Task instructions: Copy the data below verbatim, beginning with the line that contains "black-pawn-c6[interactable]: ♟: [117, 15, 183, 75]" and ending with the line that contains "square-h5[interactable]: [420, 73, 480, 133]", both included.

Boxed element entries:
━━━━━━━━━━━━━━━━━━━━━━━━━━━━━━

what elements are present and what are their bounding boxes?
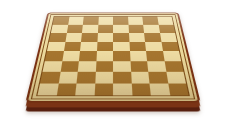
square-r4c8[interactable]: [161, 42, 179, 51]
square-r5c8[interactable]: [163, 51, 182, 61]
square-r2c5[interactable]: [113, 24, 129, 32]
square-r5c5[interactable]: [113, 51, 130, 61]
square-r8c3[interactable]: [75, 83, 95, 95]
scene: [0, 0, 225, 130]
square-r7c6[interactable]: [131, 72, 150, 83]
square-r3c8[interactable]: [160, 33, 177, 42]
square-r6c4[interactable]: [95, 61, 113, 72]
square-r5c4[interactable]: [96, 51, 113, 61]
square-r8c8[interactable]: [168, 83, 189, 95]
square-r4c2[interactable]: [64, 42, 82, 51]
square-r7c3[interactable]: [77, 72, 96, 83]
board-wrapper: [0, 0, 225, 130]
square-r3c6[interactable]: [129, 33, 145, 42]
board-rim: [25, 12, 200, 102]
board-grid: [36, 16, 190, 96]
square-r5c7[interactable]: [146, 51, 164, 61]
square-r1c6[interactable]: [128, 17, 143, 25]
square-r5c1[interactable]: [45, 51, 64, 61]
square-r1c3[interactable]: [83, 17, 98, 25]
square-r6c2[interactable]: [60, 61, 79, 72]
board-border-mat: [28, 13, 198, 101]
square-r6c7[interactable]: [147, 61, 166, 72]
square-r1c8[interactable]: [157, 17, 173, 25]
square-r7c1[interactable]: [40, 72, 60, 83]
square-r7c5[interactable]: [113, 72, 131, 83]
square-r7c8[interactable]: [166, 72, 186, 83]
square-r6c8[interactable]: [164, 61, 183, 72]
square-r8c5[interactable]: [113, 83, 132, 95]
chessboard-3d: [25, 12, 200, 102]
square-r7c7[interactable]: [148, 72, 167, 83]
square-r2c4[interactable]: [97, 24, 113, 32]
square-r4c5[interactable]: [113, 42, 130, 51]
square-r2c6[interactable]: [128, 24, 144, 32]
square-r5c3[interactable]: [79, 51, 97, 61]
square-r4c1[interactable]: [47, 42, 65, 51]
square-r2c1[interactable]: [51, 24, 68, 32]
square-r4c4[interactable]: [97, 42, 114, 51]
square-r8c7[interactable]: [149, 83, 169, 95]
square-r4c6[interactable]: [129, 42, 146, 51]
inner-pinstripe-frame: [31, 14, 195, 99]
square-r3c7[interactable]: [144, 33, 161, 42]
square-r1c1[interactable]: [53, 17, 69, 25]
square-r8c4[interactable]: [94, 83, 113, 95]
square-r6c6[interactable]: [130, 61, 148, 72]
square-r2c7[interactable]: [143, 24, 159, 32]
square-r6c1[interactable]: [43, 61, 62, 72]
square-r1c5[interactable]: [113, 17, 128, 25]
square-r1c4[interactable]: [98, 17, 113, 25]
square-r5c6[interactable]: [130, 51, 148, 61]
square-r4c3[interactable]: [80, 42, 97, 51]
square-r3c2[interactable]: [65, 33, 82, 42]
square-r7c4[interactable]: [95, 72, 113, 83]
square-r7c2[interactable]: [58, 72, 77, 83]
square-r2c2[interactable]: [66, 24, 82, 32]
square-r1c2[interactable]: [68, 17, 84, 25]
square-r2c8[interactable]: [158, 24, 175, 32]
square-r2c3[interactable]: [82, 24, 98, 32]
square-r4c7[interactable]: [145, 42, 163, 51]
square-r6c3[interactable]: [78, 61, 96, 72]
square-r3c5[interactable]: [113, 33, 129, 42]
square-r8c1[interactable]: [37, 83, 58, 95]
square-r8c6[interactable]: [131, 83, 151, 95]
square-r1c7[interactable]: [142, 17, 158, 25]
square-r6c5[interactable]: [113, 61, 131, 72]
square-r3c4[interactable]: [97, 33, 113, 42]
square-r3c3[interactable]: [81, 33, 97, 42]
square-r5c2[interactable]: [62, 51, 80, 61]
square-r3c1[interactable]: [49, 33, 66, 42]
square-r8c2[interactable]: [56, 83, 76, 95]
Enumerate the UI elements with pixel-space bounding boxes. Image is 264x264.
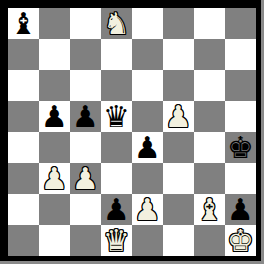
square-a6[interactable]: [8, 70, 39, 101]
piece-white-king[interactable]: ♚: [227, 225, 254, 256]
square-a8[interactable]: ♝: [8, 8, 39, 39]
square-e5[interactable]: [132, 101, 163, 132]
square-b7[interactable]: [39, 39, 70, 70]
square-a3[interactable]: [8, 163, 39, 194]
square-h1[interactable]: ♚: [225, 225, 256, 256]
square-h8[interactable]: [225, 8, 256, 39]
square-c7[interactable]: [70, 39, 101, 70]
square-c3[interactable]: ♟: [70, 163, 101, 194]
square-d1[interactable]: ♛: [101, 225, 132, 256]
piece-white-pawn[interactable]: ♟: [165, 101, 192, 132]
square-d7[interactable]: [101, 39, 132, 70]
square-h3[interactable]: [225, 163, 256, 194]
square-a7[interactable]: [8, 39, 39, 70]
square-a2[interactable]: [8, 194, 39, 225]
square-d6[interactable]: [101, 70, 132, 101]
square-c6[interactable]: [70, 70, 101, 101]
chess-board: ♝♞♟♟♛♟♟♚♟♟♟♟♝♟♛♚: [8, 8, 256, 256]
square-a1[interactable]: [8, 225, 39, 256]
piece-white-bishop[interactable]: ♝: [196, 194, 223, 225]
chess-board-frame: ♝♞♟♟♛♟♟♚♟♟♟♟♝♟♛♚: [0, 0, 264, 264]
square-g7[interactable]: [194, 39, 225, 70]
square-h6[interactable]: [225, 70, 256, 101]
square-f6[interactable]: [163, 70, 194, 101]
piece-black-pawn[interactable]: ♟: [72, 101, 99, 132]
square-f1[interactable]: [163, 225, 194, 256]
square-d4[interactable]: [101, 132, 132, 163]
piece-black-queen[interactable]: ♛: [103, 101, 130, 132]
square-c2[interactable]: [70, 194, 101, 225]
square-h5[interactable]: [225, 101, 256, 132]
square-a5[interactable]: [8, 101, 39, 132]
square-d8[interactable]: ♞: [101, 8, 132, 39]
square-h4[interactable]: ♚: [225, 132, 256, 163]
piece-white-queen[interactable]: ♛: [103, 225, 130, 256]
square-b4[interactable]: [39, 132, 70, 163]
square-b3[interactable]: ♟: [39, 163, 70, 194]
square-c5[interactable]: ♟: [70, 101, 101, 132]
square-d3[interactable]: [101, 163, 132, 194]
square-b1[interactable]: [39, 225, 70, 256]
piece-black-pawn[interactable]: ♟: [41, 101, 68, 132]
square-h2[interactable]: ♟: [225, 194, 256, 225]
square-g6[interactable]: [194, 70, 225, 101]
square-b5[interactable]: ♟: [39, 101, 70, 132]
piece-black-pawn[interactable]: ♟: [227, 194, 254, 225]
piece-black-pawn[interactable]: ♟: [134, 132, 161, 163]
square-f3[interactable]: [163, 163, 194, 194]
square-b8[interactable]: [39, 8, 70, 39]
square-f8[interactable]: [163, 8, 194, 39]
square-c1[interactable]: [70, 225, 101, 256]
piece-white-pawn[interactable]: ♟: [134, 194, 161, 225]
square-a4[interactable]: [8, 132, 39, 163]
square-c4[interactable]: [70, 132, 101, 163]
square-g1[interactable]: [194, 225, 225, 256]
piece-black-pawn[interactable]: ♟: [103, 194, 130, 225]
square-g4[interactable]: [194, 132, 225, 163]
square-d2[interactable]: ♟: [101, 194, 132, 225]
square-f4[interactable]: [163, 132, 194, 163]
square-g2[interactable]: ♝: [194, 194, 225, 225]
piece-white-pawn[interactable]: ♟: [41, 163, 68, 194]
square-e6[interactable]: [132, 70, 163, 101]
square-g3[interactable]: [194, 163, 225, 194]
square-h7[interactable]: [225, 39, 256, 70]
square-b6[interactable]: [39, 70, 70, 101]
piece-white-knight[interactable]: ♞: [103, 8, 130, 39]
square-e3[interactable]: [132, 163, 163, 194]
square-g8[interactable]: [194, 8, 225, 39]
square-d5[interactable]: ♛: [101, 101, 132, 132]
square-f2[interactable]: [163, 194, 194, 225]
square-g5[interactable]: [194, 101, 225, 132]
square-c8[interactable]: [70, 8, 101, 39]
square-e4[interactable]: ♟: [132, 132, 163, 163]
piece-white-pawn[interactable]: ♟: [72, 163, 99, 194]
square-e7[interactable]: [132, 39, 163, 70]
piece-black-king[interactable]: ♚: [227, 132, 254, 163]
square-e2[interactable]: ♟: [132, 194, 163, 225]
square-b2[interactable]: [39, 194, 70, 225]
square-f5[interactable]: ♟: [163, 101, 194, 132]
square-e1[interactable]: [132, 225, 163, 256]
square-e8[interactable]: [132, 8, 163, 39]
square-f7[interactable]: [163, 39, 194, 70]
piece-black-bishop[interactable]: ♝: [10, 8, 37, 39]
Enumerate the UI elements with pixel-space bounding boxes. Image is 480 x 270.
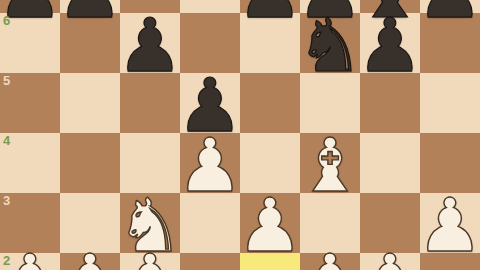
black-pawn-c6[interactable]: ♟: [117, 15, 183, 75]
white-pawn-e3[interactable]: ♟: [237, 195, 303, 255]
black-pawn-e7[interactable]: ♟: [237, 0, 303, 21]
square-a4[interactable]: 4: [0, 133, 60, 193]
square-d7[interactable]: [180, 0, 240, 13]
square-a5[interactable]: 5: [0, 73, 60, 133]
black-knight-f6[interactable]: ♞: [297, 15, 363, 75]
square-b5[interactable]: [60, 73, 120, 133]
square-d4[interactable]: ♟: [180, 133, 240, 193]
rank-label-4: 4: [3, 134, 10, 148]
square-h3[interactable]: ♟: [420, 193, 480, 253]
white-pawn-f2[interactable]: ♟: [297, 251, 363, 270]
square-b2[interactable]: ♟: [60, 253, 120, 270]
square-h7[interactable]: ♟: [420, 0, 480, 13]
square-e3[interactable]: ♟: [240, 193, 300, 253]
square-e7[interactable]: ♟: [240, 0, 300, 13]
white-pawn-g2[interactable]: ♟: [357, 251, 423, 270]
square-f2[interactable]: ♟: [300, 253, 360, 270]
black-pawn-g6[interactable]: ♟: [357, 15, 423, 75]
rank-label-6: 6: [3, 14, 10, 28]
square-b7[interactable]: ♟: [60, 0, 120, 13]
square-f4[interactable]: ♝: [300, 133, 360, 193]
square-e5[interactable]: [240, 73, 300, 133]
rank-label-2: 2: [3, 254, 10, 268]
white-pawn-h3[interactable]: ♟: [417, 195, 480, 255]
white-pawn-b2[interactable]: ♟: [57, 251, 123, 270]
white-bishop-f4[interactable]: ♝: [297, 135, 363, 195]
black-pawn-b7[interactable]: ♟: [57, 0, 123, 21]
square-f6[interactable]: ♞: [300, 13, 360, 73]
white-pawn-c2[interactable]: ♟: [117, 251, 183, 270]
square-b4[interactable]: [60, 133, 120, 193]
square-g4[interactable]: [360, 133, 420, 193]
square-a7[interactable]: ♟: [0, 0, 60, 13]
square-g2[interactable]: ♟: [360, 253, 420, 270]
square-a2[interactable]: 2♟: [0, 253, 60, 270]
black-pawn-h7[interactable]: ♟: [417, 0, 480, 21]
white-pawn-d4[interactable]: ♟: [177, 135, 243, 195]
rank-label-5: 5: [3, 74, 10, 88]
chess-app-viewport: ♟♟♟♟♝♟6♟♞♟5♟4♟♝3♞♟♟2♟♟♟♟♟: [0, 0, 480, 270]
chess-board: ♟♟♟♟♝♟6♟♞♟5♟4♟♝3♞♟♟2♟♟♟♟♟: [0, 0, 480, 270]
square-h5[interactable]: [420, 73, 480, 133]
square-c2[interactable]: ♟: [120, 253, 180, 270]
square-d2[interactable]: [180, 253, 240, 270]
rank-label-3: 3: [3, 194, 10, 208]
square-g6[interactable]: ♟: [360, 13, 420, 73]
square-c6[interactable]: ♟: [120, 13, 180, 73]
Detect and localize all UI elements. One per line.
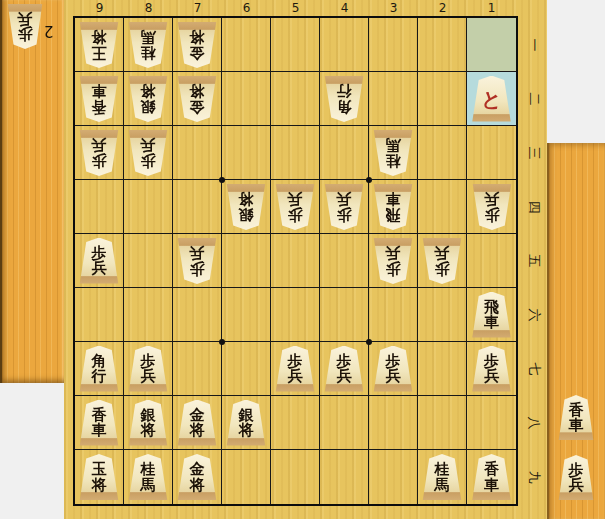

━━━━━━━━━━━━━━━━━━━━━━━━━━━━━━

Exercise solution:
black-pawn-c6[interactable]: ♟: [117, 15, 183, 75]
white-pawn-e3[interactable]: ♟: [237, 195, 303, 255]
black-pawn-e7[interactable]: ♟: [237, 0, 303, 21]
square-a4[interactable]: 4: [0, 133, 60, 193]
square-d7[interactable]: [180, 0, 240, 13]
square-a5[interactable]: 5: [0, 73, 60, 133]
black-knight-f6[interactable]: ♞: [297, 15, 363, 75]
square-b5[interactable]: [60, 73, 120, 133]
square-d4[interactable]: ♟: [180, 133, 240, 193]
rank-label-4: 4: [3, 134, 10, 148]
square-h3[interactable]: ♟: [420, 193, 480, 253]
white-pawn-f2[interactable]: ♟: [297, 251, 363, 270]
square-b2[interactable]: ♟: [60, 253, 120, 270]
square-h7[interactable]: ♟: [420, 0, 480, 13]
square-e3[interactable]: ♟: [240, 193, 300, 253]
square-e7[interactable]: ♟: [240, 0, 300, 13]
white-pawn-g2[interactable]: ♟: [357, 251, 423, 270]
square-f2[interactable]: ♟: [300, 253, 360, 270]
black-pawn-g6[interactable]: ♟: [357, 15, 423, 75]
rank-label-6: 6: [3, 14, 10, 28]
square-b7[interactable]: ♟: [60, 0, 120, 13]
square-f4[interactable]: ♝: [300, 133, 360, 193]
square-e5[interactable]: [240, 73, 300, 133]
rank-label-2: 2: [3, 254, 10, 268]
white-pawn-h3[interactable]: ♟: [417, 195, 480, 255]
white-pawn-b2[interactable]: ♟: [57, 251, 123, 270]
white-bishop-f4[interactable]: ♝: [297, 135, 363, 195]
black-pawn-b7[interactable]: ♟: [57, 0, 123, 21]
square-f6[interactable]: ♞: [300, 13, 360, 73]
white-pawn-c2[interactable]: ♟: [117, 251, 183, 270]
square-b4[interactable]: [60, 133, 120, 193]
square-g4[interactable]: [360, 133, 420, 193]
square-a7[interactable]: ♟: [0, 0, 60, 13]
square-g2[interactable]: ♟: [360, 253, 420, 270]
square-a2[interactable]: 2♟: [0, 253, 60, 270]
black-pawn-h7[interactable]: ♟: [417, 0, 480, 21]
white-pawn-d4[interactable]: ♟: [177, 135, 243, 195]
rank-label-5: 5: [3, 74, 10, 88]
chess-app-viewport: ♟♟♟♟♝♟6♟♞♟5♟4♟♝3♞♟♟2♟♟♟♟♟: [0, 0, 480, 270]
chess-board: ♟♟♟♟♝♟6♟♞♟5♟4♟♝3♞♟♟2♟♟♟♟♟: [0, 0, 480, 270]
square-h5[interactable]: [420, 73, 480, 133]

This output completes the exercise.